Der Oscar für "No other land" ist eine große Auszeichnung für das palästinensisch-israelische Filmemacherteam, ein wichtiger Meilenstein im Kampf um die Rettung von Masafer Yatta und ein Symbol der Hoffnung in Israel-Palästina für alle, die Teil des binationalen Kampfes für Gerechtigkeit sind.

Basel Adra begann im Alter von 15 Jahren, die israelische Besetzung und die Hauszerstörungen seines Dorfes in Masafer Yatta zu filmen. Seit Jahrzehnten versuchen die israelischen Behörden, die etwa 1.000 palästinensischen Einwohner aus Masafer Yatta gewaltsam zu vertreiben, um eine militärische "Schießzone" oder ein Übungsgelände für israelische Streitkräfte zu schaffen.

No.other land Film  

 
"No Other Land": Ein israelisch-palästinensisches Duo kämpft darum, Apartheid aufzudecken, während im Gazastreifen der Krieg tobt

Der Film dokumentiert die Auseinandersetzungen um Masafer Yatta, eine Siedlung aus 19 palästinensischen Dörfern im Süden des Westjordanlandes. Der Heimatort des palästinensischen Aktivisten Basel Adra soll einem militärischen Übungsplatz der israelischen Armee weichen.

 

Die Filmemacher zeigen israelische Streitkräfte, die palästinensischen Familien immer wieder mitteilen, dass ihre Häuser nun plötzlich illegal und in einer israelischen "Militärzone" liegen.

Wir sehen den Terror, den Siedler in der Gemeinschaft auslösen, und die grundlosen Angriffe – und sogar Morde –, die auf jede Form von Protest gegen Ungerechtigkeiten abzielen, und stellen sicher, dass sich die Zuschauer, die den Film gesehen haben, diese traumatisierenden Bilder einprägen.

Archivaufnahmen aus Adras Kindheit sind wunderschön in die Szenen der militärischen Gewalt eingeflochten und geben den Zuschauern einen Einblick in eine Zeit, in der die Gemeinschaft nicht von der drohenden Vertreibung beherrscht wurde, und zeigen gleichzeitig, wie die Wunden der Besatzung Generationen durchdrungen haben.

Wir sehen Rückblenden von Adras Vater, der sein Leben lang mehrfach von den israelischen Behörden wegen seines Aktivismus inhaftiert wurde, dieselben Dinge sagt und für dieselben Rechte kämpft wie Adra im heutigen Palästina.

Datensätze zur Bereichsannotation
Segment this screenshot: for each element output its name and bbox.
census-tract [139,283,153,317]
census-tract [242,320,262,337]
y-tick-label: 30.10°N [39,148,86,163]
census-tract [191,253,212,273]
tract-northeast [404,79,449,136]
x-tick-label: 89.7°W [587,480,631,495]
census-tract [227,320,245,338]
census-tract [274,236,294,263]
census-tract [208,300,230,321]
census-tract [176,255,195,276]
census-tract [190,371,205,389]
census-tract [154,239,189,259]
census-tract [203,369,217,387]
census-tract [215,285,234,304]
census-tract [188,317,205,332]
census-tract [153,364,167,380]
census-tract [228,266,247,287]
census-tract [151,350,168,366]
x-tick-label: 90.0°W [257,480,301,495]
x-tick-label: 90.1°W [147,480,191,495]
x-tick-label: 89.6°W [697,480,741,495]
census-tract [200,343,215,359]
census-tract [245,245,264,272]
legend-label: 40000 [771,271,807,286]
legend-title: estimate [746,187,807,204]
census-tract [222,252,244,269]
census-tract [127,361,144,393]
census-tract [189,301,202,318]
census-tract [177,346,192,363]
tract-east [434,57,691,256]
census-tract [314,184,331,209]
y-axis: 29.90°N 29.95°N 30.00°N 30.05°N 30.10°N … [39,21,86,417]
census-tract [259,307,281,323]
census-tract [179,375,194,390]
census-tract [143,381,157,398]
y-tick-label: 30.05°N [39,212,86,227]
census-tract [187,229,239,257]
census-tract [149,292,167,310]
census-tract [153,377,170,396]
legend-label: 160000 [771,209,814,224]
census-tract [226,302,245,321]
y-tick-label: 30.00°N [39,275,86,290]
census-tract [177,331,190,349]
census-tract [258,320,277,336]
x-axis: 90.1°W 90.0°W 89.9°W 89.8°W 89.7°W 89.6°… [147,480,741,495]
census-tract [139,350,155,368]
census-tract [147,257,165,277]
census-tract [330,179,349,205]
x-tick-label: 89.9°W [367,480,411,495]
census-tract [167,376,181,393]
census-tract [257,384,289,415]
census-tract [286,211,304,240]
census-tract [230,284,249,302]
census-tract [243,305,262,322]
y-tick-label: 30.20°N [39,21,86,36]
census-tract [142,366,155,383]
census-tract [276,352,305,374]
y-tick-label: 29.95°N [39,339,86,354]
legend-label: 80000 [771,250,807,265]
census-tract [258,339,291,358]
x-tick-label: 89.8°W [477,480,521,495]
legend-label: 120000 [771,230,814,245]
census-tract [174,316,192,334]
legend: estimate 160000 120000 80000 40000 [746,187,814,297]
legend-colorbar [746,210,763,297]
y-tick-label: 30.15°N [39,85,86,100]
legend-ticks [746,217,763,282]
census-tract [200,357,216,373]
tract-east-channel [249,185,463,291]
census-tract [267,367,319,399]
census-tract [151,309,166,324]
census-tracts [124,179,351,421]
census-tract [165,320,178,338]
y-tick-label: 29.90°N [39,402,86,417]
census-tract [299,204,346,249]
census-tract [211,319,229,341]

[AUFGABENSTELLUNG]
1) In welchem Alter begann Basel Adra laut dem Text über den Film „No Other Land“, die Besetzung und die Hauszerstörungen in seinem Dorf zu filmen?
2) Fasse im Text über den Film „No Other Land“ den Absatz, der mit „Archivaufnahmen aus Adras Kindheit“ beginnt, kürzer zusammen, ohne seine wesentlichen Aussagen zu verlieren.
3) Schreibe den Text über den Film „No Other Land“ im Anschluss an seinen letzten Satz weiter.
Die Auflistung spielt dabei keine Rolle.

[LÖSUNGEN]
1) Im Alter von 15 Jahren.

2) Archivaufnahmen aus Adras Kindheit sind mit den Szenen militärischer Gewalt verwoben. Sie zeigen eine Zeit, in der die drohende Vertreibung die Gemeinschaft noch nicht beherrschte, und zugleich, wie die Wunden der Besatzung Generationen durchdrungen haben.

3)
Wie sehr "No Other Land" die "harte Realität widerspiegelt", wird auch daran deutlich, dass die israelische Besatzungsarmee zur gleichen Zeit über 40.000 Palästinenser im Westjordanland zwangsvertrieben, die Infrastruktur in Jenin, Tulkarem und anderen palästinensischen Städten zerstört, Häuser ab- und die Straßen mit Bulldozern aufgerissen hat. Der israelische Kriegsminister Katz hat vor wenigen Tagen verkündete, dass die vertriebenen Palästinenser nicht zurückkehren dürfen und die israelische Besatzungarmee dauerhaft in den Flüchtlingslagern stationiert wird. Auch in Masafer Yatta, dem Heimatort von Basel Adra, sind wieder die Bulldozer angerückt und haben Häuser und Wassertanks zerstört.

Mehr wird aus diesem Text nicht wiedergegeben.